▶ [TASK PROMPT]: From the records below, give the number of lines that contain the string "datos", without any other text.

▶ [EXTRACTED DATA]:
━━━━━━━━━━━━━━━━

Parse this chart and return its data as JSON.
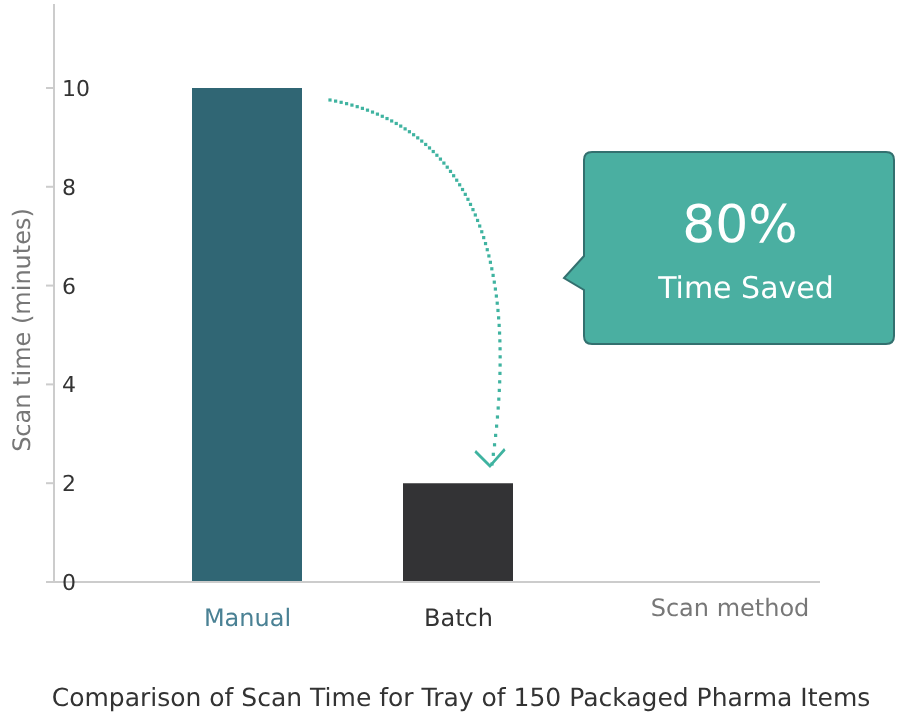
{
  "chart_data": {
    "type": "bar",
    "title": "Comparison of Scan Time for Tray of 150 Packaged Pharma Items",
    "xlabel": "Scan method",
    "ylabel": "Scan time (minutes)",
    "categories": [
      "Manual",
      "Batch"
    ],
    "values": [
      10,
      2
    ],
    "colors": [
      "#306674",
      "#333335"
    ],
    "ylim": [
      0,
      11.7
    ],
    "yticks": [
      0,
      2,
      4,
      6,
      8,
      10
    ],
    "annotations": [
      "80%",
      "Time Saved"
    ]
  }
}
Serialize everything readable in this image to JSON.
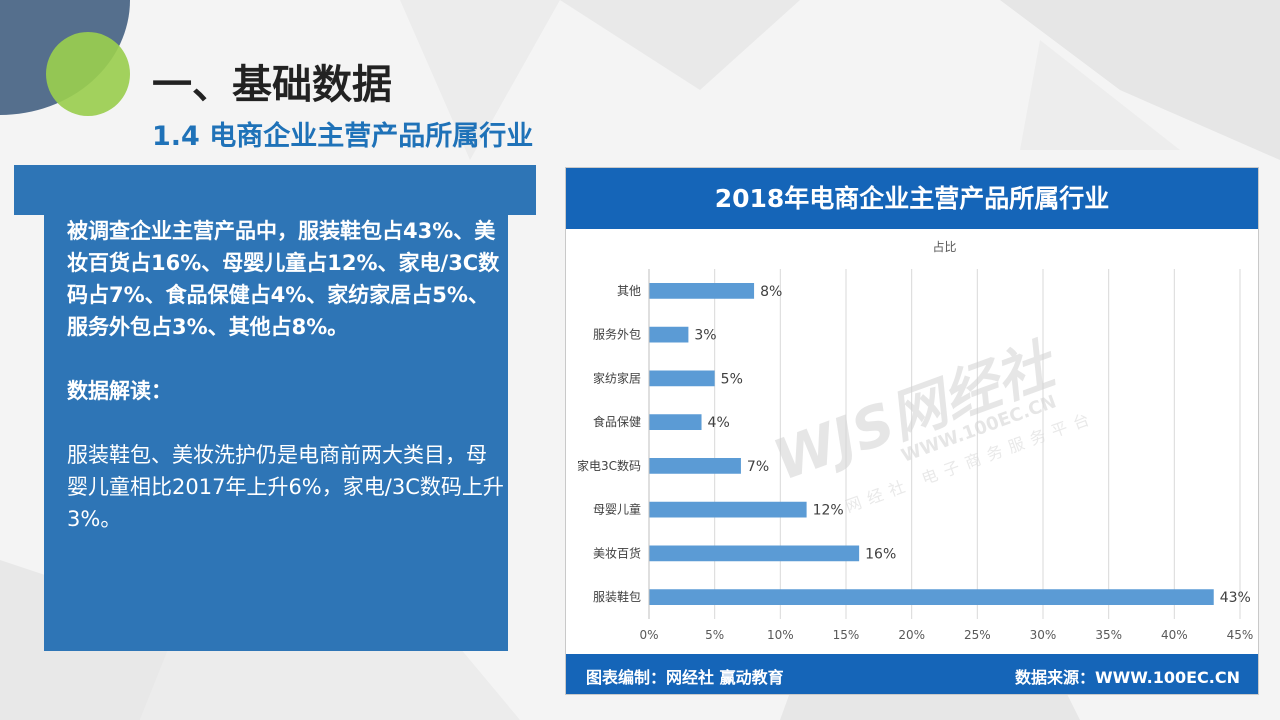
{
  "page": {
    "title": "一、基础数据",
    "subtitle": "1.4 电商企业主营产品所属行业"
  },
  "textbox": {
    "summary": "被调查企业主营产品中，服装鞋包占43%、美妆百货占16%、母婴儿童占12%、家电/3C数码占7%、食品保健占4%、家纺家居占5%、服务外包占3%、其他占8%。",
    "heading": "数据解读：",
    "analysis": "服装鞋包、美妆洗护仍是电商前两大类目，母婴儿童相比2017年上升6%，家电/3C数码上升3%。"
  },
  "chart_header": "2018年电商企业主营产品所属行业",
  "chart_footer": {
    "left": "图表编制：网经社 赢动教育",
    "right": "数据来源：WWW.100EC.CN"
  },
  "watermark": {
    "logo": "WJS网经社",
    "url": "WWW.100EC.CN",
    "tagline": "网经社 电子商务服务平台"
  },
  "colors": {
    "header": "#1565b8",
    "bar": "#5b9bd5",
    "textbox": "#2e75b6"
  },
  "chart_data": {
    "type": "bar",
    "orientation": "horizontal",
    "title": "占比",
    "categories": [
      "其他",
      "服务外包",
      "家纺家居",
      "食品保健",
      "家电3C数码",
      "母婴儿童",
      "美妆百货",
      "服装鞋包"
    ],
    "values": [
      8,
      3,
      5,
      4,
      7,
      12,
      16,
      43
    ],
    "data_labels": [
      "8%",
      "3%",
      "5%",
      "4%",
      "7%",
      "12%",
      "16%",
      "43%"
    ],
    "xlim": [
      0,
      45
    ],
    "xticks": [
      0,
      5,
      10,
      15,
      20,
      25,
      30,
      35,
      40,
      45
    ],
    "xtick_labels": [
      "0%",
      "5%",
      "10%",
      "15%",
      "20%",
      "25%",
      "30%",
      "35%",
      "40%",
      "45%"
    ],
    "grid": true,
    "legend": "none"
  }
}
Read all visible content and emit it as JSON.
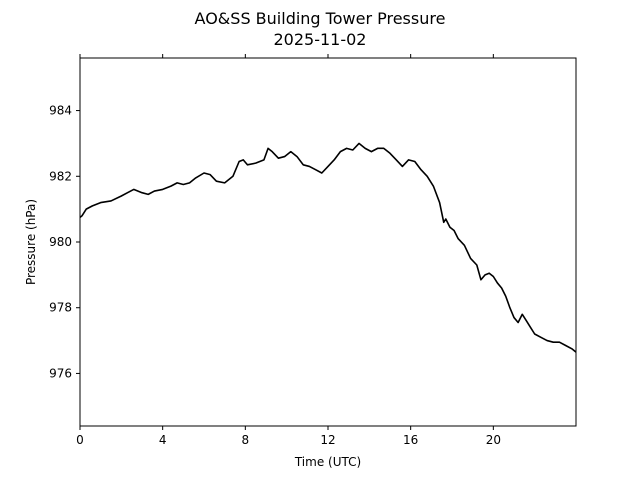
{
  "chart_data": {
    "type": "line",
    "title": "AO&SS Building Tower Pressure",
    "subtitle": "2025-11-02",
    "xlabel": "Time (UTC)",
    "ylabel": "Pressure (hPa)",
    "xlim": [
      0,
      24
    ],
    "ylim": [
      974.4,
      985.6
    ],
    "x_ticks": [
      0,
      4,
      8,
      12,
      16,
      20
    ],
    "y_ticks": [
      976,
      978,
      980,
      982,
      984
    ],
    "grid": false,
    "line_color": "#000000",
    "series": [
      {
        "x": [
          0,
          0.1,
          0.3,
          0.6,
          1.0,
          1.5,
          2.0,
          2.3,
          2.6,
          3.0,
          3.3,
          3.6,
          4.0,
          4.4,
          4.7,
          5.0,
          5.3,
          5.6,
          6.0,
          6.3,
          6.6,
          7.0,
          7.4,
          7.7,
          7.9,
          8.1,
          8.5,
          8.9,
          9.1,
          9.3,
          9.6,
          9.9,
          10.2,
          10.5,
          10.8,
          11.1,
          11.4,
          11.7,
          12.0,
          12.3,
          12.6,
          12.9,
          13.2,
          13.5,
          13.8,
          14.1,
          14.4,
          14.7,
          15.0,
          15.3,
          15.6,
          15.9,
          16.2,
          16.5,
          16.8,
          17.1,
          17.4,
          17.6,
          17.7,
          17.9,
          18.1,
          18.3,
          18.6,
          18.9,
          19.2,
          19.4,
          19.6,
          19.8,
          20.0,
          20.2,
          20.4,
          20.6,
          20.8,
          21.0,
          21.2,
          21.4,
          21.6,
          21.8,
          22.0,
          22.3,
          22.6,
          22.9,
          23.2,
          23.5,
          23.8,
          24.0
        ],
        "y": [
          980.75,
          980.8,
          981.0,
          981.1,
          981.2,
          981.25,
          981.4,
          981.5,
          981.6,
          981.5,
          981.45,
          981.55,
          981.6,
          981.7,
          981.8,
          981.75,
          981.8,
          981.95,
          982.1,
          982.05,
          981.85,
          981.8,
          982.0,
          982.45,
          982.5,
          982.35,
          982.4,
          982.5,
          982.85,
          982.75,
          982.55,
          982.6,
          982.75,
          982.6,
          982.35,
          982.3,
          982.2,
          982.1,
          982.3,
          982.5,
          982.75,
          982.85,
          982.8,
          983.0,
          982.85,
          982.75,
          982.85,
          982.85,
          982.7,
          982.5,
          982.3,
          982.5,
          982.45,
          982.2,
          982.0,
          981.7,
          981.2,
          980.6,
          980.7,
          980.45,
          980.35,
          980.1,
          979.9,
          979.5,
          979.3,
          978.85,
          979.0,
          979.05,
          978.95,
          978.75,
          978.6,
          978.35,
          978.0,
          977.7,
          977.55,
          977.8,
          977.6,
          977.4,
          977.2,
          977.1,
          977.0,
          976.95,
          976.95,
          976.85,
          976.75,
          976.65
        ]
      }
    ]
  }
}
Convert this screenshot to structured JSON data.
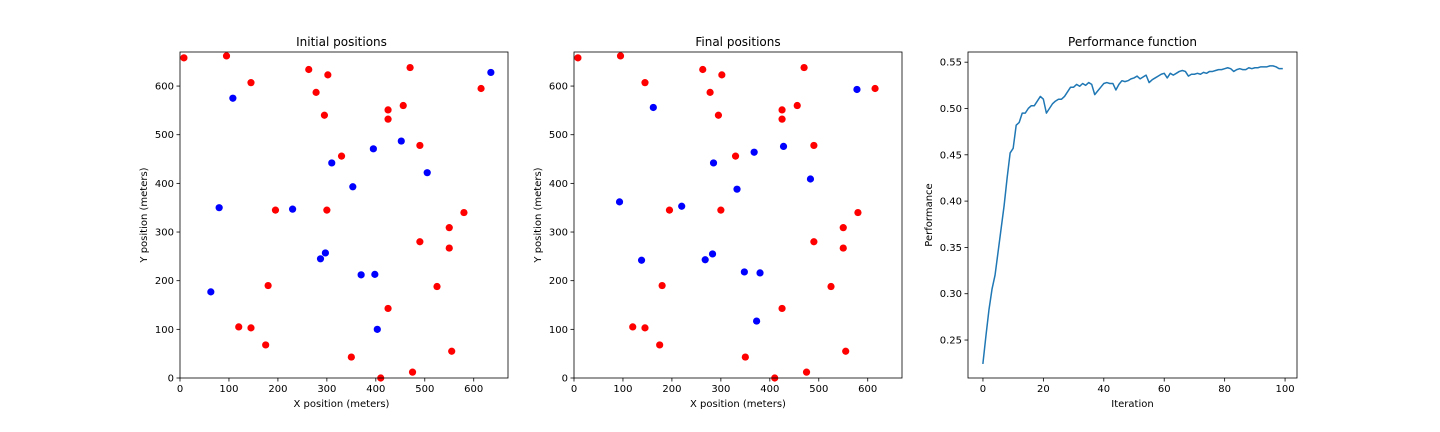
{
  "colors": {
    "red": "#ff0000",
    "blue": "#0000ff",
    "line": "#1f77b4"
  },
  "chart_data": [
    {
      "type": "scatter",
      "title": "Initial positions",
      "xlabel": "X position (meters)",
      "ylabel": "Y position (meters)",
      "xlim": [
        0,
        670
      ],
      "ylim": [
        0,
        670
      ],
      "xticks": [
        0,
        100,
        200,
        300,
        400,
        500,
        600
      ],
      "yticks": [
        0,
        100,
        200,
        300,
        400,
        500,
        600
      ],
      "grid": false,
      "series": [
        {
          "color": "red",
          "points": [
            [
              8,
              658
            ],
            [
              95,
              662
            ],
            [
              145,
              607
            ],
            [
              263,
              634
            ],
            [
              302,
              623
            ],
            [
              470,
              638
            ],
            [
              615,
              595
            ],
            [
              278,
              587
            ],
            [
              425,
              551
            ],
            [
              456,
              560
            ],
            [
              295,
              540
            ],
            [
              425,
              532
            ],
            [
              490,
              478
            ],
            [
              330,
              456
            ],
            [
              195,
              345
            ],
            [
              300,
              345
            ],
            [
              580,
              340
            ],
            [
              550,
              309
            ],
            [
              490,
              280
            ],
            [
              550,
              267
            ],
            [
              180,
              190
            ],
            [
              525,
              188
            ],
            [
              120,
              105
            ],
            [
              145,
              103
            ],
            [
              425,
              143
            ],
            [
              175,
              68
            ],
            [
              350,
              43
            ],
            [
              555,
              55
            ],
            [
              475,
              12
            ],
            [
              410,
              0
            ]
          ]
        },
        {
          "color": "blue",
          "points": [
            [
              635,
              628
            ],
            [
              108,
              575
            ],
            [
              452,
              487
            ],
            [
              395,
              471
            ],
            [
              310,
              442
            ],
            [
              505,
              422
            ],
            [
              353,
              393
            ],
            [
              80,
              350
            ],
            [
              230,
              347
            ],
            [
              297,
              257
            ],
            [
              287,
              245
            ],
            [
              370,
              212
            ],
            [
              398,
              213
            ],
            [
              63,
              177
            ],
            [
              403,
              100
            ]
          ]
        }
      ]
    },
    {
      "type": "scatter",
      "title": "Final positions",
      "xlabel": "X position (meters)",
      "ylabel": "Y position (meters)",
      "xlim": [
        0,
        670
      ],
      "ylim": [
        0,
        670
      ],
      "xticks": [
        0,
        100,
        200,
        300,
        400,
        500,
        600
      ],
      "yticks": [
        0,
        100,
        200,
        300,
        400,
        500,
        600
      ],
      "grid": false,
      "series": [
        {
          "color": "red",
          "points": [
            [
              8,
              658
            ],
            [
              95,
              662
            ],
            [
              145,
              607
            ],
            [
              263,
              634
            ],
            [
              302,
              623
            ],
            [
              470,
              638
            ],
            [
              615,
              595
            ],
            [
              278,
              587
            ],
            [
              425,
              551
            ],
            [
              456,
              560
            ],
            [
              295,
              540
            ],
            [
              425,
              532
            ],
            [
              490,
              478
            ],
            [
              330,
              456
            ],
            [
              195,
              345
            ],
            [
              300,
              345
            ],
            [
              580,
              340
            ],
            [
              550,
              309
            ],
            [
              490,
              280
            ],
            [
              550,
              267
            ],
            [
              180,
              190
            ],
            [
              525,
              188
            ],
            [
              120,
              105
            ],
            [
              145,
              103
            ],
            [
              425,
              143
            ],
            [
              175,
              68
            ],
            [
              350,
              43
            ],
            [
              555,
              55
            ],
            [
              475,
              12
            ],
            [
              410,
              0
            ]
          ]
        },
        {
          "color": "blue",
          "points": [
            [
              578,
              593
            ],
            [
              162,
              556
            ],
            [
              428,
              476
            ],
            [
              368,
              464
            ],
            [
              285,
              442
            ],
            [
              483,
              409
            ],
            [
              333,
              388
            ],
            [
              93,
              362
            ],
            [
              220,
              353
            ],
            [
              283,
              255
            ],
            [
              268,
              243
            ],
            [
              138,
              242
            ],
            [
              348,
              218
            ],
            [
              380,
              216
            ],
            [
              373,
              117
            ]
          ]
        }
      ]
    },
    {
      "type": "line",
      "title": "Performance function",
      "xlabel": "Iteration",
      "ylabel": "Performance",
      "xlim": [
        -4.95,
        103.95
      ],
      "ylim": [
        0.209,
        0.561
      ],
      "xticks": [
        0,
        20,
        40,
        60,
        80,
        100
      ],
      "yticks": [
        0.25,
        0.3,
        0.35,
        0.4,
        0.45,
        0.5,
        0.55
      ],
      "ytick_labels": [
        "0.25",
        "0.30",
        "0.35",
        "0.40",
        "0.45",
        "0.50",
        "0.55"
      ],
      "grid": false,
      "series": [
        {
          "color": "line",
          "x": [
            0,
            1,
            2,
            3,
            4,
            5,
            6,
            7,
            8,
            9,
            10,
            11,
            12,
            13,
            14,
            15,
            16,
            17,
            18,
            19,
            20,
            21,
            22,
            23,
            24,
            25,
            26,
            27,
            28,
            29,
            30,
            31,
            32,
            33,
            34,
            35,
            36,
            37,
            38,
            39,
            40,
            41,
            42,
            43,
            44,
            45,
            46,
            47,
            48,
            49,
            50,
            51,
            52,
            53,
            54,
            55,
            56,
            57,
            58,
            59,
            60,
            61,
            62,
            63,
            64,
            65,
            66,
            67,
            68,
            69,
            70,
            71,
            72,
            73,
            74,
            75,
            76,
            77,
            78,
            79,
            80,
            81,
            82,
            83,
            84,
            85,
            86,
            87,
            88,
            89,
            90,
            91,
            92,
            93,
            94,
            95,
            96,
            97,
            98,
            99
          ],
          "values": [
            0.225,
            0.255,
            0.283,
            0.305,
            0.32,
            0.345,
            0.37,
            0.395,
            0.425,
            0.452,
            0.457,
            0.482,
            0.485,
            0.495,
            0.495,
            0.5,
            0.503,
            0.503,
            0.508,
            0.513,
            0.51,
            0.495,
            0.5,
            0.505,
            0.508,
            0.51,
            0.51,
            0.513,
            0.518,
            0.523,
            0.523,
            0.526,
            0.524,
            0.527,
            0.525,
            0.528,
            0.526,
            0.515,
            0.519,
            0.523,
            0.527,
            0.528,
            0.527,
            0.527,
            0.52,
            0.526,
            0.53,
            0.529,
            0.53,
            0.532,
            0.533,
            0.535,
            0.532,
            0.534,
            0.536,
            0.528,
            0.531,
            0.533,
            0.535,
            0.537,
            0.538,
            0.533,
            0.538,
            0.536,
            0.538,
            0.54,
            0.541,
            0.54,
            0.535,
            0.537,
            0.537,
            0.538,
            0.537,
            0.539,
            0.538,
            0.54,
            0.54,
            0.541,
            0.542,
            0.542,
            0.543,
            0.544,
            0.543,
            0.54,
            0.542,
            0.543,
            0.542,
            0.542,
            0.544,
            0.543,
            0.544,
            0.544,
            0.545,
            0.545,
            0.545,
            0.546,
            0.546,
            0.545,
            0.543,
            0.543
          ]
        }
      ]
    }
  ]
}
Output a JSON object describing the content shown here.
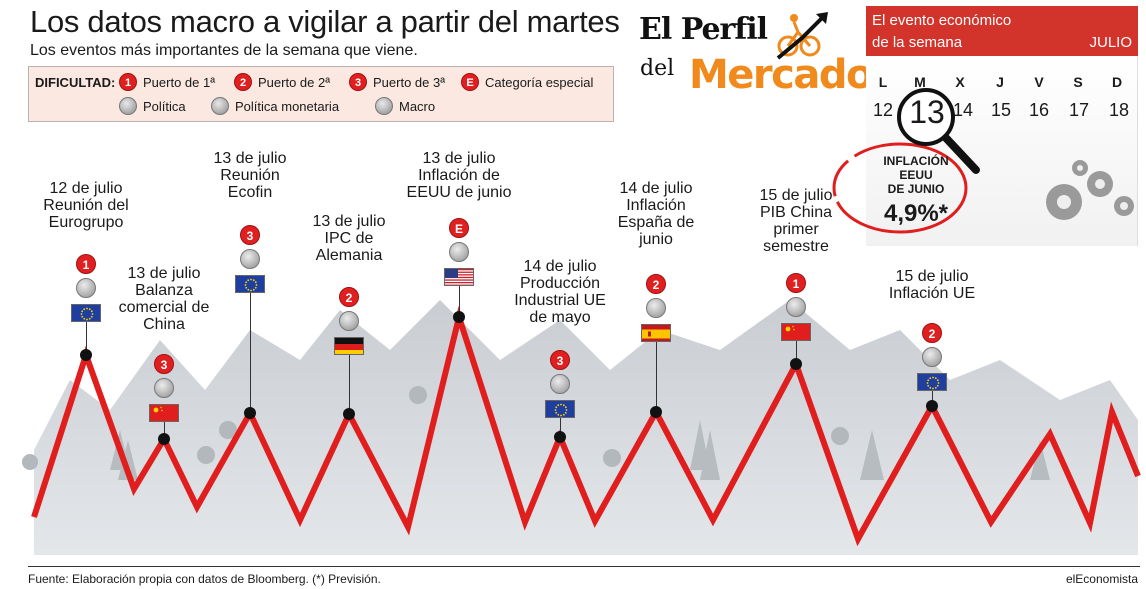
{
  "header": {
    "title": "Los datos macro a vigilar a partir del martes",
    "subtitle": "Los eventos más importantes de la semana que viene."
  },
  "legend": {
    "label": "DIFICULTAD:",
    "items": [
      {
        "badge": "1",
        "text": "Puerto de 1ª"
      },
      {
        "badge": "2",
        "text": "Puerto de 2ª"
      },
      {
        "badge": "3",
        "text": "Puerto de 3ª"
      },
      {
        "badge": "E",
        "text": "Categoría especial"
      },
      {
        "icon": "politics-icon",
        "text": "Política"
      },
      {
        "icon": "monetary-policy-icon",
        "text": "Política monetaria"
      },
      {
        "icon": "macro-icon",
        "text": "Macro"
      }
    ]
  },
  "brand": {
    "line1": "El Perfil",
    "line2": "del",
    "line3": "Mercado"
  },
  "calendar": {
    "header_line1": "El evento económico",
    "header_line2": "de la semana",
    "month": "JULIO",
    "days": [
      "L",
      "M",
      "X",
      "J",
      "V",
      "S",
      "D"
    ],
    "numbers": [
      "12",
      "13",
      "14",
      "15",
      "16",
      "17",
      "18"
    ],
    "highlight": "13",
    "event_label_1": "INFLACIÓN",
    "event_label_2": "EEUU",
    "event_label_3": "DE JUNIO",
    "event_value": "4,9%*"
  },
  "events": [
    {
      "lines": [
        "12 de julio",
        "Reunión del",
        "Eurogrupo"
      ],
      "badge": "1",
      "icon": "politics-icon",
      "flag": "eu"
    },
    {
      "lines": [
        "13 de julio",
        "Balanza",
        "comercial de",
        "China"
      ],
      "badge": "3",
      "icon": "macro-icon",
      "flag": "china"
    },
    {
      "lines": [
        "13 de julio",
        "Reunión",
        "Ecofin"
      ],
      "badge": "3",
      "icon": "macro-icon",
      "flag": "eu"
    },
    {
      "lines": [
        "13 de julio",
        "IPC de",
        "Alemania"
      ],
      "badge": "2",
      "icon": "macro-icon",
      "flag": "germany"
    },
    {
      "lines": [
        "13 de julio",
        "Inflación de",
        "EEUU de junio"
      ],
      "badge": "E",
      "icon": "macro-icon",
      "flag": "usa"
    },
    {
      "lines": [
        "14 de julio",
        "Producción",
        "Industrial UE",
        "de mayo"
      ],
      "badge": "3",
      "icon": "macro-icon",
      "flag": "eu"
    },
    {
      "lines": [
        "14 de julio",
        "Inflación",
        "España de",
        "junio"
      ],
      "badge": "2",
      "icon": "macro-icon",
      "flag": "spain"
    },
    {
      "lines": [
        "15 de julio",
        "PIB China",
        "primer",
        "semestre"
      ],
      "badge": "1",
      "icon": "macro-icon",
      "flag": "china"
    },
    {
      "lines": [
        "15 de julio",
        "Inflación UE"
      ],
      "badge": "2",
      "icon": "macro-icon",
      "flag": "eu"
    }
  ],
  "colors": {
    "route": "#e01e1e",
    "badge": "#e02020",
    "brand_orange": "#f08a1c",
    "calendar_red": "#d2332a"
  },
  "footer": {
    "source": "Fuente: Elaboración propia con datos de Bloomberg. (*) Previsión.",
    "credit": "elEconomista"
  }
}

━━━━━━━━━━━━━━━━

▶ [RESPONSE BELOW]: 2